→ **Task requirements**:
Filter the entries, keeping every line with the word "screenshot".

*****

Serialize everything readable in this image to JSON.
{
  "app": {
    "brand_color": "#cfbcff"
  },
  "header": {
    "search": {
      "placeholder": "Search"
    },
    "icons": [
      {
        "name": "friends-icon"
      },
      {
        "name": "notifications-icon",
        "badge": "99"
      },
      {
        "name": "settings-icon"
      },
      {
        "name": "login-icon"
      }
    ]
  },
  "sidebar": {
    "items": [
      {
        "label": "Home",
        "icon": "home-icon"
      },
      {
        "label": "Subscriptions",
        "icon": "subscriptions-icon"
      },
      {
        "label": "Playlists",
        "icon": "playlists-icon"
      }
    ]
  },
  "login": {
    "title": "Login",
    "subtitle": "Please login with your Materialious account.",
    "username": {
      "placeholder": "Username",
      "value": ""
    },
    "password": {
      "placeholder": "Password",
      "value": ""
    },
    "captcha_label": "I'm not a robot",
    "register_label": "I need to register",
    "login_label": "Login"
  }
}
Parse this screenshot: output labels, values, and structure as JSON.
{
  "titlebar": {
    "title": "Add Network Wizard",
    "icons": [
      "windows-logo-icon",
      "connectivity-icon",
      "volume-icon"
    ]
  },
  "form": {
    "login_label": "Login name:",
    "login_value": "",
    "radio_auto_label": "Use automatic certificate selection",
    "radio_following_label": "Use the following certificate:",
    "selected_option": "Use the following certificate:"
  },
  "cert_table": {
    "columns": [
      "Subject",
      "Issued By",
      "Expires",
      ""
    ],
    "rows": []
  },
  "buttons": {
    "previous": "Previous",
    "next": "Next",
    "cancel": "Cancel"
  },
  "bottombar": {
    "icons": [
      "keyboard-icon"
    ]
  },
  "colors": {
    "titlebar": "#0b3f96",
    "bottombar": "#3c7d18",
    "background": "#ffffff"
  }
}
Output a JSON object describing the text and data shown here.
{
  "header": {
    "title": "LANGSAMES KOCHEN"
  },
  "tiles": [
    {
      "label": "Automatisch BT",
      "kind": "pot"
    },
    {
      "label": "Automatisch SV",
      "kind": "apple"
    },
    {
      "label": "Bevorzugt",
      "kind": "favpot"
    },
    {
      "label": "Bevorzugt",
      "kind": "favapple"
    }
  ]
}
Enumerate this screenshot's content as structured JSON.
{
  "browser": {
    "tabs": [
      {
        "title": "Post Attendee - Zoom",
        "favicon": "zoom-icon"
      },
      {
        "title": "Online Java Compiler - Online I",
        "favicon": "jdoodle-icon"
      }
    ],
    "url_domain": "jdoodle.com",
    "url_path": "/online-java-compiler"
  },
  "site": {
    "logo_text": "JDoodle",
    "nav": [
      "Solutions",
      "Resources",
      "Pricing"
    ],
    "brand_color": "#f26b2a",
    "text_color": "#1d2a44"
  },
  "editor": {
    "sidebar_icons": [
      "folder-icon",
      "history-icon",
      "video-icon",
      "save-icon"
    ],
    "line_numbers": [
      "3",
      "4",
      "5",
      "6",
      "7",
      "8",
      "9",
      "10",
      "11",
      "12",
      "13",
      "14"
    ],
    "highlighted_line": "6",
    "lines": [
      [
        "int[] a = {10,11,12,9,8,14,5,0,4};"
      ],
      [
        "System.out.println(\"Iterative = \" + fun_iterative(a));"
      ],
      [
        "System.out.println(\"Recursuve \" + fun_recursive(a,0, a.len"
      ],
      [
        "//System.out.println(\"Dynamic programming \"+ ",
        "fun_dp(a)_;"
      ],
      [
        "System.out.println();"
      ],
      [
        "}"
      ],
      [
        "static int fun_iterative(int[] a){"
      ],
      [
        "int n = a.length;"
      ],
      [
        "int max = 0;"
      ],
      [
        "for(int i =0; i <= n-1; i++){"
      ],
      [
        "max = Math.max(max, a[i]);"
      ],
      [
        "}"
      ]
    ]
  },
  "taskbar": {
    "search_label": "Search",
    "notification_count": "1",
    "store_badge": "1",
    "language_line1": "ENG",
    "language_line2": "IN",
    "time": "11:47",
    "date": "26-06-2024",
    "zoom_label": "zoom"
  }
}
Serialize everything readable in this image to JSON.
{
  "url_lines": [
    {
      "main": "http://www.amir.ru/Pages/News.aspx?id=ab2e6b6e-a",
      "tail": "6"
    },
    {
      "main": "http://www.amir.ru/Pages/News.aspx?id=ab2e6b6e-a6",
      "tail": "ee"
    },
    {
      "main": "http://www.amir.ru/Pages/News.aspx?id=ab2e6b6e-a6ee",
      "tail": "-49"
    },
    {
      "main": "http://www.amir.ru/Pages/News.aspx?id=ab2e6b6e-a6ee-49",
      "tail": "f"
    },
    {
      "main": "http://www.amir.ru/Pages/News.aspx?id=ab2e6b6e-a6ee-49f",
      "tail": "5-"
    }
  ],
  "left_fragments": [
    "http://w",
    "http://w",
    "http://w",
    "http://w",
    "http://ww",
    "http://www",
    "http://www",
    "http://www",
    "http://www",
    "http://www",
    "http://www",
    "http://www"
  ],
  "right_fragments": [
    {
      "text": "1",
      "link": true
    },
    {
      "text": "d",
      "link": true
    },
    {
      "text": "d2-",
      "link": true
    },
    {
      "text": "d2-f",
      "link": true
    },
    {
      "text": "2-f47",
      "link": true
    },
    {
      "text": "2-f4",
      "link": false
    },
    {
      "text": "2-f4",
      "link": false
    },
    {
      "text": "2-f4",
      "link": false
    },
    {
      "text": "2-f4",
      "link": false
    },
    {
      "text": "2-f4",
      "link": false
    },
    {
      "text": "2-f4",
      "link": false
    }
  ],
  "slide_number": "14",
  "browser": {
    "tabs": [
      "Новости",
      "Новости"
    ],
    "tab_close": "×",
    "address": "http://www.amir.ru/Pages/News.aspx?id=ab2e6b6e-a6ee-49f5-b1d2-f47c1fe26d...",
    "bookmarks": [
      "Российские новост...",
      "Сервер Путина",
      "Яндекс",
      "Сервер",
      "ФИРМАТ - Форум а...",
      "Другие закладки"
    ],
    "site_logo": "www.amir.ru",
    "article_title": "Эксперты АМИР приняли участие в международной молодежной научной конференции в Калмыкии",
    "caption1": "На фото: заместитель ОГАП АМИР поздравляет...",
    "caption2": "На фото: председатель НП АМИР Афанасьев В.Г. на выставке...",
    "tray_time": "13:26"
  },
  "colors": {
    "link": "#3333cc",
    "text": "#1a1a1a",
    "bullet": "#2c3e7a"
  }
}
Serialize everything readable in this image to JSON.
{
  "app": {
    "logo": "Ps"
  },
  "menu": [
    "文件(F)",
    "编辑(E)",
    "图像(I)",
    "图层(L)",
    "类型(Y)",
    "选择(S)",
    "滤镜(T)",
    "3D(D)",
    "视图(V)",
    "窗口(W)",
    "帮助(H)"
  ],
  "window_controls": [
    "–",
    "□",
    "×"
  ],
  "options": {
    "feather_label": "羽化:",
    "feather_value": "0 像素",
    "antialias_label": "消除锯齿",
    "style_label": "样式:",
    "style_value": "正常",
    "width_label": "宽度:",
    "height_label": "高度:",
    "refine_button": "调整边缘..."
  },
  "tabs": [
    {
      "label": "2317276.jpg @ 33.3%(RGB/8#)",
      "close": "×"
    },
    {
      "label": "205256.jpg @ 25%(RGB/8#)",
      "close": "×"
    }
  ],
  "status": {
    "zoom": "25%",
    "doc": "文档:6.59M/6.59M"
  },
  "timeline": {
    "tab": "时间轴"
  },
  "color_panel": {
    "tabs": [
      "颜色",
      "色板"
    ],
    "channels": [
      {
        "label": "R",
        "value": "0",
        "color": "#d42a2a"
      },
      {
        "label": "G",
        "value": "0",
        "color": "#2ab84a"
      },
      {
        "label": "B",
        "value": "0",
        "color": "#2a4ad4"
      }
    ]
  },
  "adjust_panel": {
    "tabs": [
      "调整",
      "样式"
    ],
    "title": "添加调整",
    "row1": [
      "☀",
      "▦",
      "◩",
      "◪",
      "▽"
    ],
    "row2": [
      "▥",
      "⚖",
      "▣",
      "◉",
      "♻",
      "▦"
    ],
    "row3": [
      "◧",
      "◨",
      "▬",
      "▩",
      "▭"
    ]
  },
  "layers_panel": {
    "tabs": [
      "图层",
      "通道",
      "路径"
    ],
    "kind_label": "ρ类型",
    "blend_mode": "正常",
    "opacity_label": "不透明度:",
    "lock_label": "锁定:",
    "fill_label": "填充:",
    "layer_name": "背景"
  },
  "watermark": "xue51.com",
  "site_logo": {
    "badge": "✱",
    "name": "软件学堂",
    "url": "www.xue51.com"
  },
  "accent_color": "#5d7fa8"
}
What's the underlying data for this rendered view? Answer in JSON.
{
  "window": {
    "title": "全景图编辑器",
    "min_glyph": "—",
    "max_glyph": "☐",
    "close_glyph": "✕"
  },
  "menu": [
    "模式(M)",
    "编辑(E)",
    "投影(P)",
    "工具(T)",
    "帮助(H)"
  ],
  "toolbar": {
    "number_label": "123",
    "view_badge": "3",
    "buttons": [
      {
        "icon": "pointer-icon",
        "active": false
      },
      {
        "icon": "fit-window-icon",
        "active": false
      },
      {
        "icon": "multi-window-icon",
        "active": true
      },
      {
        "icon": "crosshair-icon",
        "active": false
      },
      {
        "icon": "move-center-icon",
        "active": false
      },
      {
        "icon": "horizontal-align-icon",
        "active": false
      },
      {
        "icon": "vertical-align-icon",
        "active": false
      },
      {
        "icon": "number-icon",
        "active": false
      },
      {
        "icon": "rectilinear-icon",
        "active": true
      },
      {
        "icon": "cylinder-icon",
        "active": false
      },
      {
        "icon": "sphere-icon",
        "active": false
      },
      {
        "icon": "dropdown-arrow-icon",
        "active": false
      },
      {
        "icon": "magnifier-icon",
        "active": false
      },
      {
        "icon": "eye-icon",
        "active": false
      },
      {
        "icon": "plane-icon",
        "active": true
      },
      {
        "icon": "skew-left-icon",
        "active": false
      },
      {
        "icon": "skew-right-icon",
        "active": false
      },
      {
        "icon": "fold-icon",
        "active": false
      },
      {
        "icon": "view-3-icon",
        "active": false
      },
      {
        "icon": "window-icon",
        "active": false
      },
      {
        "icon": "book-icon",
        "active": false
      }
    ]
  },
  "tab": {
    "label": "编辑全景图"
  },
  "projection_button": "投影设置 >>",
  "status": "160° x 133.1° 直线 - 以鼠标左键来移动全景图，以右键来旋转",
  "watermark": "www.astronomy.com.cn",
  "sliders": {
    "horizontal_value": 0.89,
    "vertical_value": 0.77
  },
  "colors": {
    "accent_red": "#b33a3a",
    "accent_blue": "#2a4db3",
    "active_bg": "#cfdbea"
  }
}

*****

→ **Solution for this problem**:
Parse this screenshot: output labels, values, and structure as JSON.
Enumerate this screenshot's content as structured JSON.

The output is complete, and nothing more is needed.